EXERCISE TASK:
Identify each line in the entries below that contains the string "Tanjung", and copy every such line in full. Matching is case-sensitive.

Layout element entries
:::

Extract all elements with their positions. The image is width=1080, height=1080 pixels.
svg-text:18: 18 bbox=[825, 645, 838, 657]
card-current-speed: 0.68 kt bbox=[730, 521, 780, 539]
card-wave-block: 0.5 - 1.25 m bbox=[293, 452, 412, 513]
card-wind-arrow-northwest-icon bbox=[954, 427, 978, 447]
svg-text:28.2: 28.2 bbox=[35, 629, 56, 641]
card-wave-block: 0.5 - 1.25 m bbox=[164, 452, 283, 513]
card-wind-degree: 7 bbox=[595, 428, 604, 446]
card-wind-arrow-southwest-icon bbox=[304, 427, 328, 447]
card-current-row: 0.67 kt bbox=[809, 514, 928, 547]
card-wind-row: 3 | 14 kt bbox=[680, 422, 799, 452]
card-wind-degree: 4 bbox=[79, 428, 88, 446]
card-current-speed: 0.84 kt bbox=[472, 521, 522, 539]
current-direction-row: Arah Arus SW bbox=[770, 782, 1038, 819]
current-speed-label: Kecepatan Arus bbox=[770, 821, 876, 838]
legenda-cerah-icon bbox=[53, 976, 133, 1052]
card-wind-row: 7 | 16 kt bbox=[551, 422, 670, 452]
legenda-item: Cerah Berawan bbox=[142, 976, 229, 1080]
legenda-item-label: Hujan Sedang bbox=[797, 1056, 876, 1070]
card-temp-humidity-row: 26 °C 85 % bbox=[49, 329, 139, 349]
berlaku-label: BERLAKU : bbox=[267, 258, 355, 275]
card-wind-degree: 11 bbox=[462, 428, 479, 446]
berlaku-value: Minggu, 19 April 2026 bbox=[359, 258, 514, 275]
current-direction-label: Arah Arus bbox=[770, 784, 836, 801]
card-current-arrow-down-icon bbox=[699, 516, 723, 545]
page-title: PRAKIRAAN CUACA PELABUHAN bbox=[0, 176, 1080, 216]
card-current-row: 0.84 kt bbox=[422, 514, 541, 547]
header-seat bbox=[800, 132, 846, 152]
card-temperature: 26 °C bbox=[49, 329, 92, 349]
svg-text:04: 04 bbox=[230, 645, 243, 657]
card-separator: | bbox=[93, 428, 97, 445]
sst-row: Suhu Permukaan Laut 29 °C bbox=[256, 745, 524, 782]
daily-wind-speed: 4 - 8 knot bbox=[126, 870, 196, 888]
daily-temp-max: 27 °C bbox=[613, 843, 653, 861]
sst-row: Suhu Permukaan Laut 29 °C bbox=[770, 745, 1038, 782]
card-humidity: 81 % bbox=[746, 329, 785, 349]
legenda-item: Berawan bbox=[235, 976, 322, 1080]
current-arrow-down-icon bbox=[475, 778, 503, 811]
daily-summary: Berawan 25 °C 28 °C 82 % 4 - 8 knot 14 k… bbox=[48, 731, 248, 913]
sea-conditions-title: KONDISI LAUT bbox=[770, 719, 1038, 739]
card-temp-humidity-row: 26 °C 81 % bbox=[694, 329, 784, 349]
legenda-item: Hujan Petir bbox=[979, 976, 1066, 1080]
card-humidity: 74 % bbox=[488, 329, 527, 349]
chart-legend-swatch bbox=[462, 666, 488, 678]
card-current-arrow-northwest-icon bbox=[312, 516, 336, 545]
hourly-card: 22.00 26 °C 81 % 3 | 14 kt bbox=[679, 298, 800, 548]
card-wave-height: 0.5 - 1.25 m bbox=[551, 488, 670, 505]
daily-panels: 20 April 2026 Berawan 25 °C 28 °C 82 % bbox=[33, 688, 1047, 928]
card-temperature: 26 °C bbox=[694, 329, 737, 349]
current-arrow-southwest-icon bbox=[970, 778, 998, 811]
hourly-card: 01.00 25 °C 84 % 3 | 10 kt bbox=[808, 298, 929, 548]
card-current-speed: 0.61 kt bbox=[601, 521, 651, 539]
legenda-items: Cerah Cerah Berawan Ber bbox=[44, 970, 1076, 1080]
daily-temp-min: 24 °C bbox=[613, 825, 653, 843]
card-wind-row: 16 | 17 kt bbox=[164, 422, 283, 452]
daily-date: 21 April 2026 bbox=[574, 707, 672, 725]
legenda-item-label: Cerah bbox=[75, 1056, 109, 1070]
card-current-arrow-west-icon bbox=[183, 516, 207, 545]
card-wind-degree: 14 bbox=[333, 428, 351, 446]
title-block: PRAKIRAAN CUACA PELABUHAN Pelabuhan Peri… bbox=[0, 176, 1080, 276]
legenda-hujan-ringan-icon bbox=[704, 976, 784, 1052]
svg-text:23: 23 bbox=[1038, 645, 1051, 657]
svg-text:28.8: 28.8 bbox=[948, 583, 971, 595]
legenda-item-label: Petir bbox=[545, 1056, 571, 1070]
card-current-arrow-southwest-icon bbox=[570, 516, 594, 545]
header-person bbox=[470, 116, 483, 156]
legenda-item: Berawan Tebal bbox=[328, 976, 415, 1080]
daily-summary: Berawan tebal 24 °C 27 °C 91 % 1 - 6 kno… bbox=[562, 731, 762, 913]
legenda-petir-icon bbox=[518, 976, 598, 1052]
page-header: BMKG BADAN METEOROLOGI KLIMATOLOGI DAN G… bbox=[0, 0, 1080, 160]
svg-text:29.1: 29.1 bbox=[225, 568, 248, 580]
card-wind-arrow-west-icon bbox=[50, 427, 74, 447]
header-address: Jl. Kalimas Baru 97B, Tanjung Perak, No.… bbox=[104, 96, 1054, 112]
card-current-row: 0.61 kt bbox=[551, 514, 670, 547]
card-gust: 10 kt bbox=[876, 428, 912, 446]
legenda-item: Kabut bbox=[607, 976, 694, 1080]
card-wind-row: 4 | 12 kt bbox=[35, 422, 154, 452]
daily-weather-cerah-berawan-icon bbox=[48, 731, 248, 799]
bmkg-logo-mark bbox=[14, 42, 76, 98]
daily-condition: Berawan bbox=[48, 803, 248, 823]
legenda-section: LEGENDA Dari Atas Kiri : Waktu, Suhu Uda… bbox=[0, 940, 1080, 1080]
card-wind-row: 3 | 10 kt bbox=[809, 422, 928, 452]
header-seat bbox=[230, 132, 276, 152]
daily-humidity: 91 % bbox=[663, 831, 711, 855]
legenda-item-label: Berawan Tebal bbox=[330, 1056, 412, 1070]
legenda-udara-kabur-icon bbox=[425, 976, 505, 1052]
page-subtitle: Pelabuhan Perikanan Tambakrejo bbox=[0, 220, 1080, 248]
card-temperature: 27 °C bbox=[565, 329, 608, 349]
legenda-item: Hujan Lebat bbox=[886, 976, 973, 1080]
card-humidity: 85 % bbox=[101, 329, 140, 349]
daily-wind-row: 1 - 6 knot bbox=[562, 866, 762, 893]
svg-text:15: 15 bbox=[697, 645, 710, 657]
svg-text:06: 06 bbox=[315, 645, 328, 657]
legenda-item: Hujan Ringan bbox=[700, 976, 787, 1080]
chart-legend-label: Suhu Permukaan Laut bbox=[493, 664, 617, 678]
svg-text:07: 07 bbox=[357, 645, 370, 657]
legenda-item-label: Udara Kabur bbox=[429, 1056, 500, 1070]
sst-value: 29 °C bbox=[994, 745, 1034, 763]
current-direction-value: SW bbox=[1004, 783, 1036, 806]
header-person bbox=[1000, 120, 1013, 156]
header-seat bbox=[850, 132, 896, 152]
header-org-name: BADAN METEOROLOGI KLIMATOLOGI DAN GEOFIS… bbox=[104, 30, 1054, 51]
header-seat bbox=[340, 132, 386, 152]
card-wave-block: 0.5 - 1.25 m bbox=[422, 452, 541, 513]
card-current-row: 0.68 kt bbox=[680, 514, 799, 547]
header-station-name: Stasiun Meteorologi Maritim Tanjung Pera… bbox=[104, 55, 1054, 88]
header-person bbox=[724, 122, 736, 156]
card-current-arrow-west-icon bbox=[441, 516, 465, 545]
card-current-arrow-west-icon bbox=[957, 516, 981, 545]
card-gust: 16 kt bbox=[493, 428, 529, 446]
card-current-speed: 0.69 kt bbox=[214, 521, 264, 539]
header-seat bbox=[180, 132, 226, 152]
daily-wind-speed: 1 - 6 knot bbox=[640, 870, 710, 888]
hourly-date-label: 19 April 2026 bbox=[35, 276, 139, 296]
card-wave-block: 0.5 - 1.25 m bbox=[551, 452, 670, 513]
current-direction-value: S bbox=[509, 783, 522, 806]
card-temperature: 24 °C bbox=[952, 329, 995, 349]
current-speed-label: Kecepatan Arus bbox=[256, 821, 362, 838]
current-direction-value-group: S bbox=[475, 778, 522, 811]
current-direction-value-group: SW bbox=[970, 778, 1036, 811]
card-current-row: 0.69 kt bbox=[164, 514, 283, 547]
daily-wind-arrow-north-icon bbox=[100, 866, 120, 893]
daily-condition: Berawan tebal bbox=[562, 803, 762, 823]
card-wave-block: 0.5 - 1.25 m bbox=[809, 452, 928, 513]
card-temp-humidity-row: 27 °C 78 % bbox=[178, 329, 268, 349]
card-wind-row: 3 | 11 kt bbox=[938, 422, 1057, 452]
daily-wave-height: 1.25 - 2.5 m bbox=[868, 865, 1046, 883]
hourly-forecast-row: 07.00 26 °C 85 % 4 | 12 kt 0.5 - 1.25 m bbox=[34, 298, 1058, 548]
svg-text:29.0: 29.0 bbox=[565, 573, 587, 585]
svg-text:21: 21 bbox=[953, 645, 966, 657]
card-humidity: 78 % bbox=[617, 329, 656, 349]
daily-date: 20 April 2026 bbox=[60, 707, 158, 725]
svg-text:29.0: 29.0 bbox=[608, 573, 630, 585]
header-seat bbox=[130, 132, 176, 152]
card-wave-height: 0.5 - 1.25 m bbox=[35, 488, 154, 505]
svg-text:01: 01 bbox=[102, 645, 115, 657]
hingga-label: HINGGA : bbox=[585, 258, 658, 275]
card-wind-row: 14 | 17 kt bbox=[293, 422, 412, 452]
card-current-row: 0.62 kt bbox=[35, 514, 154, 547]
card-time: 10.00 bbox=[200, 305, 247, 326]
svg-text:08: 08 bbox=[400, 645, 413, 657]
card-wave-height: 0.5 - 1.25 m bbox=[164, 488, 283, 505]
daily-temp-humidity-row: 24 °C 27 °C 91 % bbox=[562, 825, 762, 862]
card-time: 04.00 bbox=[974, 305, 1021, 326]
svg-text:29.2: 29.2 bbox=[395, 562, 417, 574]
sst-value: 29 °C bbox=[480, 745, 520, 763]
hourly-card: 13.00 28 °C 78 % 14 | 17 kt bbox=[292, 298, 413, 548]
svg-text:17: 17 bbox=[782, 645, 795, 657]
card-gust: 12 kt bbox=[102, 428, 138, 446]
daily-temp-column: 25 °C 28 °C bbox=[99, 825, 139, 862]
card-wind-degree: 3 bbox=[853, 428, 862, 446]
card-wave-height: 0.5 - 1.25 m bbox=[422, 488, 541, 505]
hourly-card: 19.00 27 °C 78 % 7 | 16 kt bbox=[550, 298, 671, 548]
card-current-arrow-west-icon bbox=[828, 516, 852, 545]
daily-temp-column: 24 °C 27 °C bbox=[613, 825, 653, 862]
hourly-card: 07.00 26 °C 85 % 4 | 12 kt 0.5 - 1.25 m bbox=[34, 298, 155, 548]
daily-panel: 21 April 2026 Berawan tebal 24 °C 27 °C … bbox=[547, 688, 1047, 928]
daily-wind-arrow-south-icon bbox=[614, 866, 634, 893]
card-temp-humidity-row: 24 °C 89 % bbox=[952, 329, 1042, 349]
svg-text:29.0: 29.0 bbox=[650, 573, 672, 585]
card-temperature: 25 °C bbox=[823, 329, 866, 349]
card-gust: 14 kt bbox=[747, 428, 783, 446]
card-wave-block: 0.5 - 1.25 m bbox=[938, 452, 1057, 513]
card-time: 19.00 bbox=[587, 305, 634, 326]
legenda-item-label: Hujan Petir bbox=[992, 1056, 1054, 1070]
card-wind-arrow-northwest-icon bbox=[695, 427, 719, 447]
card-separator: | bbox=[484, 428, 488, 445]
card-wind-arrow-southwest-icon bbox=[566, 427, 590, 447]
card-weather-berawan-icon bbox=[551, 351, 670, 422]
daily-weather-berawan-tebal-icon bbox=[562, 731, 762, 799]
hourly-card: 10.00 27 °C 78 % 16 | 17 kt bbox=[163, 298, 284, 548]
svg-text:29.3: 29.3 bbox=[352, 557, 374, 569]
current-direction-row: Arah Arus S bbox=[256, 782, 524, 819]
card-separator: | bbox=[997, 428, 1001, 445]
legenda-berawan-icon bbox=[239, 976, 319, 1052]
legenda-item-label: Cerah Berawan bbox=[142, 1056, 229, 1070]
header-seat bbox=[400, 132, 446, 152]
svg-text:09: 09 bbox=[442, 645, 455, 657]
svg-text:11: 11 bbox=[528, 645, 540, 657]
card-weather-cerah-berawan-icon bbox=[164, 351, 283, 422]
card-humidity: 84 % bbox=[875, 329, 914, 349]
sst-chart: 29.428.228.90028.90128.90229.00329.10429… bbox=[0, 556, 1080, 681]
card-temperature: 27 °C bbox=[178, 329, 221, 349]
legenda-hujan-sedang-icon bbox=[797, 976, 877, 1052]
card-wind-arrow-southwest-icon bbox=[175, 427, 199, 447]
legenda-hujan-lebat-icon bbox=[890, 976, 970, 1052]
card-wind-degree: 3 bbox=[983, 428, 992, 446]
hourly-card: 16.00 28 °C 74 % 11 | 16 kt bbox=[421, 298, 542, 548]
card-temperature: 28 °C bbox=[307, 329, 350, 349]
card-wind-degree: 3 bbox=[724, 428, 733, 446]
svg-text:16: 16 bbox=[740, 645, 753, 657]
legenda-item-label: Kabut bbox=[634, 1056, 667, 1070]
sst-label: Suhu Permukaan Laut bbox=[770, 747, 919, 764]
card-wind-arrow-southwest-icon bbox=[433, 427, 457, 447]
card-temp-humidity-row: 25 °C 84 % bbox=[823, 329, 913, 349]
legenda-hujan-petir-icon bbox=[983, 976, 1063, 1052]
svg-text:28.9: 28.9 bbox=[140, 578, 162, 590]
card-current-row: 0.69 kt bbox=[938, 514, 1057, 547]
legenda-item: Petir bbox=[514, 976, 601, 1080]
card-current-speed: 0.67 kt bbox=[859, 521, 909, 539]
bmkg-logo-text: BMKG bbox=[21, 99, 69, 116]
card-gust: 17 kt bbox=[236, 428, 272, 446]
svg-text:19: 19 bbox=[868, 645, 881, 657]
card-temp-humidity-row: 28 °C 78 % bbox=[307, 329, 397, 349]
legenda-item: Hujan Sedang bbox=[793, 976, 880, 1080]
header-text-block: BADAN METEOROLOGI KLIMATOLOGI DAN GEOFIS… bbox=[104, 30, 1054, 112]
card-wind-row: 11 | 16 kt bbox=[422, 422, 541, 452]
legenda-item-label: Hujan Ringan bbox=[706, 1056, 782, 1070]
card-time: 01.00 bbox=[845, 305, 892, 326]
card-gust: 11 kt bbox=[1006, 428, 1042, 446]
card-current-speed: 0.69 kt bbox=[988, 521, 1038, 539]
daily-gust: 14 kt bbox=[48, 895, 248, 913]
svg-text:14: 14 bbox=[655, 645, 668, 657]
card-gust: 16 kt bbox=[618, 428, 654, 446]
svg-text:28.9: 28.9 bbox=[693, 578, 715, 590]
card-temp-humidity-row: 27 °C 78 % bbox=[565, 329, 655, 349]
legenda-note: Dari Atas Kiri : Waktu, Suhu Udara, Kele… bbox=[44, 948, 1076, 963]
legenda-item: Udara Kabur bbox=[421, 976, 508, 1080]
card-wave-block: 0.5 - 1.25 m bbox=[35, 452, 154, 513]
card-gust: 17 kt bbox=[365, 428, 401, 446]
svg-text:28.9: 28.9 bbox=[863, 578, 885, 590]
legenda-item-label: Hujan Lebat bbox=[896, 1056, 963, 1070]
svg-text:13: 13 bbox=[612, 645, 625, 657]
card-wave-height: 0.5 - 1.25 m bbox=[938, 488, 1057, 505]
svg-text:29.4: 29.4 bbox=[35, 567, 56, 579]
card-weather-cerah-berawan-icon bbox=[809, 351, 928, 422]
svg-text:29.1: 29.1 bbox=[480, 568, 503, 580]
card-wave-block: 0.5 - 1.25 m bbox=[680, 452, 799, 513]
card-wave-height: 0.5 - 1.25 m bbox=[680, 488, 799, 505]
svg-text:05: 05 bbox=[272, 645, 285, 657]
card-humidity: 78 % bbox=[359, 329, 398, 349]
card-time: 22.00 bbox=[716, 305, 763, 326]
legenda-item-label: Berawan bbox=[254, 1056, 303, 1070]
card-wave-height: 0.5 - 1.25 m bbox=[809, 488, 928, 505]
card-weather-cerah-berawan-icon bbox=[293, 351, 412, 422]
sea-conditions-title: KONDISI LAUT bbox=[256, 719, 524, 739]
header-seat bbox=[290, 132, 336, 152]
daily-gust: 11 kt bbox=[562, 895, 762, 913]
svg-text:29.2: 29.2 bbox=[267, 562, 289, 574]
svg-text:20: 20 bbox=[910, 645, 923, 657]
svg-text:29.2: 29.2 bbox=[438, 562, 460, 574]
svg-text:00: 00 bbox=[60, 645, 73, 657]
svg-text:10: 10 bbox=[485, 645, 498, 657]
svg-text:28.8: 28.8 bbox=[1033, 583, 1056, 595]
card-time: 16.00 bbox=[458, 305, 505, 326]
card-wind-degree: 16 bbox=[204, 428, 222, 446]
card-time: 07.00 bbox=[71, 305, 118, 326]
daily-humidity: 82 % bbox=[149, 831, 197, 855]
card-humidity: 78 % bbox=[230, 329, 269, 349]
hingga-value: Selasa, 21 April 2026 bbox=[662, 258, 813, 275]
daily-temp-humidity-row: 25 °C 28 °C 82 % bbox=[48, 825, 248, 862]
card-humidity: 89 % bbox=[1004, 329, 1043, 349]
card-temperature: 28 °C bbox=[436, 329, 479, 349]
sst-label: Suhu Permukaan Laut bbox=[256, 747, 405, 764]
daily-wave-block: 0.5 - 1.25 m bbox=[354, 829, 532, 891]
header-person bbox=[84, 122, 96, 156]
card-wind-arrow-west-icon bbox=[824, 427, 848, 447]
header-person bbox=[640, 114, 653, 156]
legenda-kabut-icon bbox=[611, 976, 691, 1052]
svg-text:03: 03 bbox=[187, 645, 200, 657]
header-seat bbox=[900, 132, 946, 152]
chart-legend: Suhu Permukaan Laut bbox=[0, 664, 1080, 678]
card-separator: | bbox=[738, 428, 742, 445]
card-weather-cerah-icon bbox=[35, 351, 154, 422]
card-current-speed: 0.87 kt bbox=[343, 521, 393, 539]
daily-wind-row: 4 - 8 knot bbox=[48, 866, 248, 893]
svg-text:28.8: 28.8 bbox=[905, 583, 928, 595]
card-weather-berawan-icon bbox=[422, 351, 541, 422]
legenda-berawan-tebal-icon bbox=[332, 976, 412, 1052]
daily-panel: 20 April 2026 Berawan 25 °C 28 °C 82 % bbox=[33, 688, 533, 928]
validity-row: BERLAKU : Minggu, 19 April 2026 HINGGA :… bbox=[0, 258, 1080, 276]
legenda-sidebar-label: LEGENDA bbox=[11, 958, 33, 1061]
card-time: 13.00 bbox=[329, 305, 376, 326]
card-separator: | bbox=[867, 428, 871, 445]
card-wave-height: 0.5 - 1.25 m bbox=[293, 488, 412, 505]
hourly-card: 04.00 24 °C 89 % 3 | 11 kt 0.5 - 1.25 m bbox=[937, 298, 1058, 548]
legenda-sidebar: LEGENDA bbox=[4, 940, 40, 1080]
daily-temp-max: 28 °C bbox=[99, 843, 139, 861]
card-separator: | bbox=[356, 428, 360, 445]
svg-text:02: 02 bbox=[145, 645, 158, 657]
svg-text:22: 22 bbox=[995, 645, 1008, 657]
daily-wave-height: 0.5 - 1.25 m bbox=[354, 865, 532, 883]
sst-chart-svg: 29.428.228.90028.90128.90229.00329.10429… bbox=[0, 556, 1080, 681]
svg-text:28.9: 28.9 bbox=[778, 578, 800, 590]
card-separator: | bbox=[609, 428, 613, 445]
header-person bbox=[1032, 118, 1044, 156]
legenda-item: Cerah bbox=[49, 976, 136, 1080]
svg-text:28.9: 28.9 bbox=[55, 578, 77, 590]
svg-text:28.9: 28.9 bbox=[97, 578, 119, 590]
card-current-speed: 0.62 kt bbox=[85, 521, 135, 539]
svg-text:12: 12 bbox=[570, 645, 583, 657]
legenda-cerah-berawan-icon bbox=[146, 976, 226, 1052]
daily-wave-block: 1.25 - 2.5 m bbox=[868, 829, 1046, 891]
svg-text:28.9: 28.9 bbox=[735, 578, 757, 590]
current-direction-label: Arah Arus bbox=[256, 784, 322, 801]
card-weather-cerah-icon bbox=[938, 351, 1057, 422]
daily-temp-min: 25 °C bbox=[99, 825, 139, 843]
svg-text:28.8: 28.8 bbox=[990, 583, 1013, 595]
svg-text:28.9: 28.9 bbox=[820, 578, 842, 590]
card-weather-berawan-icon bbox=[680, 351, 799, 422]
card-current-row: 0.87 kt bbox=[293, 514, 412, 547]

:::

EXERCISE ANSWER:
header-address: Jl. Kalimas Baru 97B, Tanjung Perak, No.… bbox=[104, 96, 1054, 112]
header-station-name: Stasiun Meteorologi Maritim Tanjung Pera… bbox=[104, 55, 1054, 88]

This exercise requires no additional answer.